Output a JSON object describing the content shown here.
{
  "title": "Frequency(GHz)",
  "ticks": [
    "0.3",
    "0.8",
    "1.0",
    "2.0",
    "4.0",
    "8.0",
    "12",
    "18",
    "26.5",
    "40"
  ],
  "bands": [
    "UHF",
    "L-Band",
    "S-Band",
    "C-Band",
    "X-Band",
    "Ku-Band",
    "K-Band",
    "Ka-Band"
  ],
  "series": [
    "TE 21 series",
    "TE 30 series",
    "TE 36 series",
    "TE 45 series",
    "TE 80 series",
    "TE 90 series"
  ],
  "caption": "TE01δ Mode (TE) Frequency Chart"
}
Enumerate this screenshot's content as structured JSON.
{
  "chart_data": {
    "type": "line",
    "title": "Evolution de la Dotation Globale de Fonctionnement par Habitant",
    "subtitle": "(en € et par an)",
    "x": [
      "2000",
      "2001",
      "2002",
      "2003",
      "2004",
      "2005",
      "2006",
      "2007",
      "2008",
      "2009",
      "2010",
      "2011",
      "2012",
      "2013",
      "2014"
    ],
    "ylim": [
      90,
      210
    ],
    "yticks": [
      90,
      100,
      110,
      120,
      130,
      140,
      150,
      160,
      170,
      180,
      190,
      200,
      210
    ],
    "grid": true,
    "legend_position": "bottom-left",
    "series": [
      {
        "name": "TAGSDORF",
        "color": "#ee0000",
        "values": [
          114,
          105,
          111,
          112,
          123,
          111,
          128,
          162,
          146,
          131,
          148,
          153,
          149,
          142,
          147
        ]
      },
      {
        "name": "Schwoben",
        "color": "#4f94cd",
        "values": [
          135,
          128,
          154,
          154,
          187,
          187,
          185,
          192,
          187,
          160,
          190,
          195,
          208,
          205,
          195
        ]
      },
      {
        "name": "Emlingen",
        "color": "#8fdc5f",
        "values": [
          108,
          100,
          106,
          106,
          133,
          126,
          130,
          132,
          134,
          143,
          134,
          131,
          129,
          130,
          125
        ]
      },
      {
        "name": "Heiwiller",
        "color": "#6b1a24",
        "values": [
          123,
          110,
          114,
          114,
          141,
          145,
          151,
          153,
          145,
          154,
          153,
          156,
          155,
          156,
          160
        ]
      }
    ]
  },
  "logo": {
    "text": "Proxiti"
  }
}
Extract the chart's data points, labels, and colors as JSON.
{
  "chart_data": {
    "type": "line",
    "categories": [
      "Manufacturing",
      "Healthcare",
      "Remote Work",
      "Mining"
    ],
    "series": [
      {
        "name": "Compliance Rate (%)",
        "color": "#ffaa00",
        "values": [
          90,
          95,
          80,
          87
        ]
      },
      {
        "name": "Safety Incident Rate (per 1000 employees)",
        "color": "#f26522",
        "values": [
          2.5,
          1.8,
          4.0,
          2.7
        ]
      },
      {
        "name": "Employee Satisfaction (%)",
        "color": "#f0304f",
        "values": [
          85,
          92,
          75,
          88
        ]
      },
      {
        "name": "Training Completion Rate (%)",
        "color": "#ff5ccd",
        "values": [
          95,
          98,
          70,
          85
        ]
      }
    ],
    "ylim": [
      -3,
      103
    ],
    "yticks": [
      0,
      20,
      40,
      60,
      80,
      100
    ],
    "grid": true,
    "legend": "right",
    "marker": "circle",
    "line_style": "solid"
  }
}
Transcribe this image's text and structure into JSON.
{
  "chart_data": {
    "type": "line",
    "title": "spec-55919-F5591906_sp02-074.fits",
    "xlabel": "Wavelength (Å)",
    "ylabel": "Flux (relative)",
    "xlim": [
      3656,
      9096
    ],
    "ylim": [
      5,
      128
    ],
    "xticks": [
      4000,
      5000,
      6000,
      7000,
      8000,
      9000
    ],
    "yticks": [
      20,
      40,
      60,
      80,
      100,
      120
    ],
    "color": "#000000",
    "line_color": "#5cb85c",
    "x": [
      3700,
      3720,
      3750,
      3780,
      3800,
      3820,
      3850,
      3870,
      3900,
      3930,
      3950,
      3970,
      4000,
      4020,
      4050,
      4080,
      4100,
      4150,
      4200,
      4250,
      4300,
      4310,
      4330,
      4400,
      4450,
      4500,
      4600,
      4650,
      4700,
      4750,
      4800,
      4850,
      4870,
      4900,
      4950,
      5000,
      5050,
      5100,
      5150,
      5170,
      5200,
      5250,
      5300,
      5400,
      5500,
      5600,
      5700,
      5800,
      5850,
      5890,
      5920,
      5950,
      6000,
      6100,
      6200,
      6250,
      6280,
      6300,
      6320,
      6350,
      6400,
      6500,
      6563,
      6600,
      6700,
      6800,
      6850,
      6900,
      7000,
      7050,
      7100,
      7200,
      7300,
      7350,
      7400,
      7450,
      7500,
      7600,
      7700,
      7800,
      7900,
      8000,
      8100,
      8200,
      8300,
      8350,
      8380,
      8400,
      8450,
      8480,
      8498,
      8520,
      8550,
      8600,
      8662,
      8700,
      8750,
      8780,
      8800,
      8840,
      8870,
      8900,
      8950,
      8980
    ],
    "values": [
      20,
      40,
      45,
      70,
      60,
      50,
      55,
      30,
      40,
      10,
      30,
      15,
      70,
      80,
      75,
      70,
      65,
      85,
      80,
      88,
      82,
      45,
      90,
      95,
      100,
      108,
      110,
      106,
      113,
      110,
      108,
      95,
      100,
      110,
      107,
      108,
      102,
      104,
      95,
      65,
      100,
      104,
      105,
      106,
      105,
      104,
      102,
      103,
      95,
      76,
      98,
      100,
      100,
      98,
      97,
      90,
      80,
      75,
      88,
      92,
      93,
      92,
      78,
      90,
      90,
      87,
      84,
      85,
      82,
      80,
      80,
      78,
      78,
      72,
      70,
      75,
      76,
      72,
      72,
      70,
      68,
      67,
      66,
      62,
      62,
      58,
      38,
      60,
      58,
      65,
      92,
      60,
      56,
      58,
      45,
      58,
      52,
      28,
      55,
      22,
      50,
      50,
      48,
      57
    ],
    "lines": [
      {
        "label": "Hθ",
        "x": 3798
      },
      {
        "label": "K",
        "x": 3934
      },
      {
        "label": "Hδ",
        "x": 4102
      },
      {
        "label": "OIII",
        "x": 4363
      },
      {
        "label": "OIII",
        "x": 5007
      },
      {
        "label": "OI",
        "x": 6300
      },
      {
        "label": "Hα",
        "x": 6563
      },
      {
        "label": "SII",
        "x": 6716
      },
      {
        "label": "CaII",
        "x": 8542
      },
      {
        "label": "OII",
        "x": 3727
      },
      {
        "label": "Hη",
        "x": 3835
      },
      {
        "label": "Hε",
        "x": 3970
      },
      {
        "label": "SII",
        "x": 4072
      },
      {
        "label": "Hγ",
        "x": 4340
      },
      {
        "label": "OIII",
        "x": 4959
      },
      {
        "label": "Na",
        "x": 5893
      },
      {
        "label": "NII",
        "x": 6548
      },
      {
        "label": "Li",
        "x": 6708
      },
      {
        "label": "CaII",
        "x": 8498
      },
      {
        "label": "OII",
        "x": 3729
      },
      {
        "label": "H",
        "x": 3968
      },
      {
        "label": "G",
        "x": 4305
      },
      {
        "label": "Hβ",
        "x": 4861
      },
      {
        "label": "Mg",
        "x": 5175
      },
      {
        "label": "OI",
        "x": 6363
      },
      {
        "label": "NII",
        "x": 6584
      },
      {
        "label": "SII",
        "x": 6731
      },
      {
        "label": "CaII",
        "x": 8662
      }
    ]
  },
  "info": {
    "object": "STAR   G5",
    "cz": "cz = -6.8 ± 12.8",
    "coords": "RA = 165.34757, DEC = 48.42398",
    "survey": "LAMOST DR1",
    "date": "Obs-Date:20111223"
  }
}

******

TASK REQUIREMENTS:
Search the records above for "content". Copy each line where it is found.

OUTPUT BELOW:
Output a JSON object describing the content shown here.
Enumerate this screenshot's content as structured JSON.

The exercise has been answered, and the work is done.